_AIM_
Every line that includes the word "demontieren" is to be listed.

_STORED DATA_
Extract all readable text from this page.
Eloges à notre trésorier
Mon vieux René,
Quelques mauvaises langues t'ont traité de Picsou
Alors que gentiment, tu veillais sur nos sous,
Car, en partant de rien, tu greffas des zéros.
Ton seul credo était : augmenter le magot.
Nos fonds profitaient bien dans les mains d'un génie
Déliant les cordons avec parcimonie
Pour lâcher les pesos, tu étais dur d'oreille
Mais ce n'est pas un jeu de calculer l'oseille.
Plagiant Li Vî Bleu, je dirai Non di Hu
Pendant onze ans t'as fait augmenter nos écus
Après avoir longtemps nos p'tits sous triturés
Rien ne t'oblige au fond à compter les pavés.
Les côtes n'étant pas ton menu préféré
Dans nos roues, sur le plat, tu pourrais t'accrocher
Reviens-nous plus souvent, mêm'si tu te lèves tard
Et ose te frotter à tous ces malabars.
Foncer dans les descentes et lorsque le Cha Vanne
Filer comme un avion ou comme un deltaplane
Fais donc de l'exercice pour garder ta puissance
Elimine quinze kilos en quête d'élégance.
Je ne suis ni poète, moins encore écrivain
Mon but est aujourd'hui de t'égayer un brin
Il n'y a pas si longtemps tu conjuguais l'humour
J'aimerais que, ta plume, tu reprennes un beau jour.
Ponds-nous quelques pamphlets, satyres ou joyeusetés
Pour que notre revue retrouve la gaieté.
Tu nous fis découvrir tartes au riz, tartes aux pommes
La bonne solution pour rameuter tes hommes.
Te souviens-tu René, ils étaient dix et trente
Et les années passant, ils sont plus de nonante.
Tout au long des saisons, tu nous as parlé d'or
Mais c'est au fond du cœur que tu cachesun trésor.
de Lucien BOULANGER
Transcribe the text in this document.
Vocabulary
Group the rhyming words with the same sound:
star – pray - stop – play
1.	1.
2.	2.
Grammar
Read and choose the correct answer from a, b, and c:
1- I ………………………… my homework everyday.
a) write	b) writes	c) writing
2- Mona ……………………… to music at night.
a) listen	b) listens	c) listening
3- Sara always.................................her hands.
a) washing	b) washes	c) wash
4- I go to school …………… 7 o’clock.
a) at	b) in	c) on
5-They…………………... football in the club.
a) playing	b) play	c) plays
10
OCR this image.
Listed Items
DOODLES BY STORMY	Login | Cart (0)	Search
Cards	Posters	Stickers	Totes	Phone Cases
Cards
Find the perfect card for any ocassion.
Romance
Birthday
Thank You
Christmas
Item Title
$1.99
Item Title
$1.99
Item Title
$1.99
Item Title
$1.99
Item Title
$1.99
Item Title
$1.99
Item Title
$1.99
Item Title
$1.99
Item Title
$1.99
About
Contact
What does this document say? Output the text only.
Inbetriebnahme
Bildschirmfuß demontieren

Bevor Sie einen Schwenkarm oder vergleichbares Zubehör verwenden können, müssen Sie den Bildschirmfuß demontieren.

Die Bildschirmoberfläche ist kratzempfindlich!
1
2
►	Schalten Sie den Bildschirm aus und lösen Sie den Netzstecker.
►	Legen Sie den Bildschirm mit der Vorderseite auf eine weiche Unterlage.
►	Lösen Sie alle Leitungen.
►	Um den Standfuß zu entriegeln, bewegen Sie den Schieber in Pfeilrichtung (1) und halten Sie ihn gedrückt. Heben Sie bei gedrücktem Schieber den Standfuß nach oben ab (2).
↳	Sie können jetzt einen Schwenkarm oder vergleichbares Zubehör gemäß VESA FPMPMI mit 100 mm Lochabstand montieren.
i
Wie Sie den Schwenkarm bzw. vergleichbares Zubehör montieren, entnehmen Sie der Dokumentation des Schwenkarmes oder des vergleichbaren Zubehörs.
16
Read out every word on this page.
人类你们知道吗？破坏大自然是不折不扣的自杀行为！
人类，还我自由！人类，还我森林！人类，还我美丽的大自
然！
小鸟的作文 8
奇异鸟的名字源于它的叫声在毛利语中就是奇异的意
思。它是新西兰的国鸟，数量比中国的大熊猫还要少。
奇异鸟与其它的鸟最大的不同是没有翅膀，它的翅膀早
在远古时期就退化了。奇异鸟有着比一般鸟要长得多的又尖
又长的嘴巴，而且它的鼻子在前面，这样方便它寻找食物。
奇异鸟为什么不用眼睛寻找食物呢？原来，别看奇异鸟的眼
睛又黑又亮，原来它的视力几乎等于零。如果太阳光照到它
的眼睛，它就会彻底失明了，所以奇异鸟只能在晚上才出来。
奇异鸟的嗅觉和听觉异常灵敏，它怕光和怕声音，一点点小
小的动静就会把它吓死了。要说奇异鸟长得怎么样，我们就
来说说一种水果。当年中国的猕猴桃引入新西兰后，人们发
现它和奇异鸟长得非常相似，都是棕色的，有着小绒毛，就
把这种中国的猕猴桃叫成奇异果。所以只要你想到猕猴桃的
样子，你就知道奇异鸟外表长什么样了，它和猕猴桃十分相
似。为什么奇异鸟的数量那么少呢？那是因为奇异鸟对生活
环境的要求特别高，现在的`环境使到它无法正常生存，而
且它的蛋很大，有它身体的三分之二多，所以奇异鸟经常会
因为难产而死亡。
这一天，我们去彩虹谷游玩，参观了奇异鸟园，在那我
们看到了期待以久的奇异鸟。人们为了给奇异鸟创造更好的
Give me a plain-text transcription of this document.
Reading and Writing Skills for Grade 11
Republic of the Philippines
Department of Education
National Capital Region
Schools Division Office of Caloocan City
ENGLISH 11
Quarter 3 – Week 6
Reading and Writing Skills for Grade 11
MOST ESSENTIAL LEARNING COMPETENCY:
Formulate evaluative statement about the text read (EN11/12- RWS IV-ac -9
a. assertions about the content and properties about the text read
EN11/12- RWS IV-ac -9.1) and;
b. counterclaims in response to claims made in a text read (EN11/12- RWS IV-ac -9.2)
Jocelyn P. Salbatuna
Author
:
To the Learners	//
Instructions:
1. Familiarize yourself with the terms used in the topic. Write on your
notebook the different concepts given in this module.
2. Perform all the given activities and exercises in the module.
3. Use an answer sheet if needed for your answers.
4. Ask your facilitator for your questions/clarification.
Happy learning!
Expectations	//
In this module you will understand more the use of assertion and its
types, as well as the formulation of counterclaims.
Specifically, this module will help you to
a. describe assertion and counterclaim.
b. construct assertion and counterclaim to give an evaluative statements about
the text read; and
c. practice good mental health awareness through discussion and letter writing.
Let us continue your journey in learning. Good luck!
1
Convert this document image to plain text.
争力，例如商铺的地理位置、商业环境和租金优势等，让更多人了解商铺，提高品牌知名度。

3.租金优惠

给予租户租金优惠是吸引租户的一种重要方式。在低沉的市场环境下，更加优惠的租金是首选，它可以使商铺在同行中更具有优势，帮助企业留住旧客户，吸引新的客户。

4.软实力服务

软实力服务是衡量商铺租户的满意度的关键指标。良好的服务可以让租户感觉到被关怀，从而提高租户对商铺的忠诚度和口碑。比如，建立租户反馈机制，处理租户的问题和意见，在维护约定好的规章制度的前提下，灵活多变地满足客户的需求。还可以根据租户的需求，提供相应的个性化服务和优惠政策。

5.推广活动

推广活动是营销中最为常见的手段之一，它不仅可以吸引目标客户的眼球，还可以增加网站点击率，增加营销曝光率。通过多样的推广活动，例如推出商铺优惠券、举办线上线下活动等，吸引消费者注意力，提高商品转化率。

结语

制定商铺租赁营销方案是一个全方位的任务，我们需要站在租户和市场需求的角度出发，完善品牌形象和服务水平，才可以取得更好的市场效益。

_RESULT OF THIS EXERCISE_
Bildschirmfuß demontieren
Bevor Sie einen Schwenkarm oder vergleichbares Zubehör verwenden können, müssen Sie den Bildschirmfuß demontieren.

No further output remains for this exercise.